Problem |
An exact copy of every record is needed.

Records for this task |
====

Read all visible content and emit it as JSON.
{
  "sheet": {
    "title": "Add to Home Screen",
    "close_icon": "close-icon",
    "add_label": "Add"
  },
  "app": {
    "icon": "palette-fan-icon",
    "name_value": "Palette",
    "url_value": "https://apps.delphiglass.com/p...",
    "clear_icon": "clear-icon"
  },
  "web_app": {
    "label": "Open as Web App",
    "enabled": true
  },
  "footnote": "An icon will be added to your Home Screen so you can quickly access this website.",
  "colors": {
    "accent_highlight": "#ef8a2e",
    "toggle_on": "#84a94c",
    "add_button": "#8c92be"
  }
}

====

Solved problem |
Read all visible content and emit it as JSON.
{
  "sheet": {
    "title": "Add to Home Screen",
    "close_icon": "close-icon",
    "add_label": "Add"
  },
  "app": {
    "icon": "palette-fan-icon",
    "name_value": "Palette",
    "url_value": "https://apps.delphiglass.com/p...",
    "clear_icon": "clear-icon"
  },
  "web_app": {
    "label": "Open as Web App",
    "enabled": true
  },
  "footnote": "An icon will be added to your Home Screen so you can quickly access this website.",
  "colors": {
    "accent_highlight": "#ef8a2e",
    "toggle_on": "#84a94c",
    "add_button": "#8c92be"
  }
}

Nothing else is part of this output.